◆ Direction: Retype the entries below word for word, and leave the pictures out of your copy.

◆ Stored data:
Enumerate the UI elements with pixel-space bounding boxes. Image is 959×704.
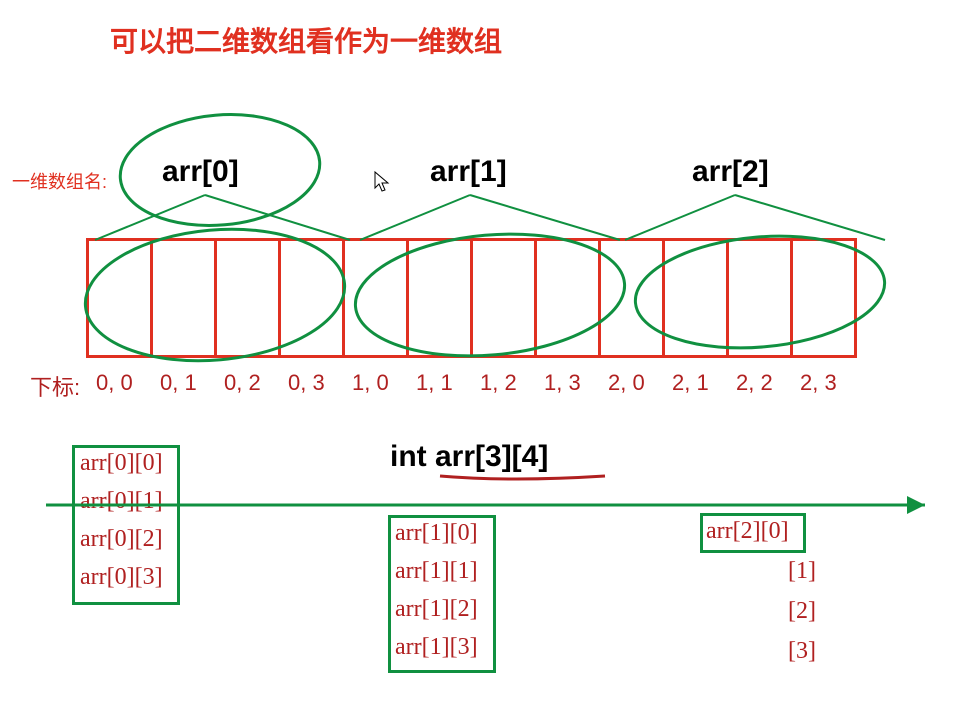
array-element: arr[1][0]	[395, 520, 478, 547]
array-cell	[278, 238, 345, 358]
array-name-2: arr[2]	[692, 155, 769, 189]
array-cell	[470, 238, 537, 358]
array-declaration: int arr[3][4]	[390, 440, 548, 474]
array-element: arr[0][1]	[80, 488, 163, 515]
diagram-title: 可以把二维数组看作为一维数组	[110, 20, 502, 60]
array-element: arr[2][0]	[706, 518, 789, 545]
array-cell	[598, 238, 665, 358]
array-cell	[342, 238, 409, 358]
subscript: 1, 1	[416, 370, 453, 396]
array-element: [3]	[788, 638, 816, 665]
array-cell	[86, 238, 153, 358]
array-element: arr[0][3]	[80, 564, 163, 591]
array-element: arr[1][1]	[395, 558, 478, 585]
array-cell	[790, 238, 857, 358]
subscript: 2, 0	[608, 370, 645, 396]
subscript: 0, 3	[288, 370, 325, 396]
array-name-label: 一维数组名:	[12, 168, 107, 194]
array-cell	[214, 238, 281, 358]
array-cell	[662, 238, 729, 358]
array-name-1: arr[1]	[430, 155, 507, 189]
array-cell	[150, 238, 217, 358]
subscript: 1, 3	[544, 370, 581, 396]
array-cell	[406, 238, 473, 358]
subscript: 2, 3	[800, 370, 837, 396]
array-cells	[86, 238, 857, 358]
subscript: 2, 2	[736, 370, 773, 396]
array-cell	[726, 238, 793, 358]
array-element: arr[0][2]	[80, 526, 163, 553]
array-element: arr[1][2]	[395, 596, 478, 623]
subscript: 1, 0	[352, 370, 389, 396]
array-element: [1]	[788, 558, 816, 585]
subscript: 2, 1	[672, 370, 709, 396]
array-element: [2]	[788, 598, 816, 625]
subscript: 0, 2	[224, 370, 261, 396]
array-name-0: arr[0]	[162, 155, 239, 189]
subscript: 0, 0	[96, 370, 133, 396]
array-element: arr[0][0]	[80, 450, 163, 477]
subscript: 1, 2	[480, 370, 517, 396]
subscript-label: 下标:	[30, 370, 80, 402]
subscript: 0, 1	[160, 370, 197, 396]
array-element: arr[1][3]	[395, 634, 478, 661]
array-cell	[534, 238, 601, 358]
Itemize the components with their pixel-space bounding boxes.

◆ The response:
Enumerate the UI elements with pixel-space bounding boxes. Image is 959×704.
array-element: arr[1][0]	[395, 520, 478, 547]
array-cell	[278, 238, 345, 358]
array-name-2: arr[2]	[692, 155, 769, 189]
array-cell	[470, 238, 537, 358]
array-declaration: int arr[3][4]	[390, 440, 548, 474]
array-element: arr[0][1]	[80, 488, 163, 515]
diagram-title: 可以把二维数组看作为一维数组	[110, 20, 502, 60]
array-element: arr[2][0]	[706, 518, 789, 545]
array-cell	[598, 238, 665, 358]
array-cell	[342, 238, 409, 358]
subscript: 1, 1	[416, 370, 453, 396]
array-element: [3]	[788, 638, 816, 665]
array-cell	[86, 238, 153, 358]
array-element: arr[0][3]	[80, 564, 163, 591]
array-element: arr[1][1]	[395, 558, 478, 585]
array-cell	[790, 238, 857, 358]
subscript: 2, 0	[608, 370, 645, 396]
subscript: 0, 3	[288, 370, 325, 396]
array-name-label: 一维数组名:	[12, 168, 107, 194]
array-cell	[214, 238, 281, 358]
array-cell	[662, 238, 729, 358]
array-name-1: arr[1]	[430, 155, 507, 189]
array-cell	[150, 238, 217, 358]
subscript: 1, 3	[544, 370, 581, 396]
array-cell	[406, 238, 473, 358]
subscript: 2, 3	[800, 370, 837, 396]
array-cells	[86, 238, 857, 358]
subscript: 2, 2	[736, 370, 773, 396]
array-cell	[726, 238, 793, 358]
array-element: arr[0][2]	[80, 526, 163, 553]
array-element: arr[1][2]	[395, 596, 478, 623]
subscript: 1, 0	[352, 370, 389, 396]
array-element: [1]	[788, 558, 816, 585]
subscript: 2, 1	[672, 370, 709, 396]
array-element: [2]	[788, 598, 816, 625]
subscript: 0, 2	[224, 370, 261, 396]
array-name-0: arr[0]	[162, 155, 239, 189]
subscript: 0, 0	[96, 370, 133, 396]
array-element: arr[0][0]	[80, 450, 163, 477]
subscript: 1, 2	[480, 370, 517, 396]
subscript-label: 下标:	[30, 370, 80, 402]
subscript: 0, 1	[160, 370, 197, 396]
array-element: arr[1][3]	[395, 634, 478, 661]
array-cell	[534, 238, 601, 358]
Itemize the components with their pixel-space bounding boxes.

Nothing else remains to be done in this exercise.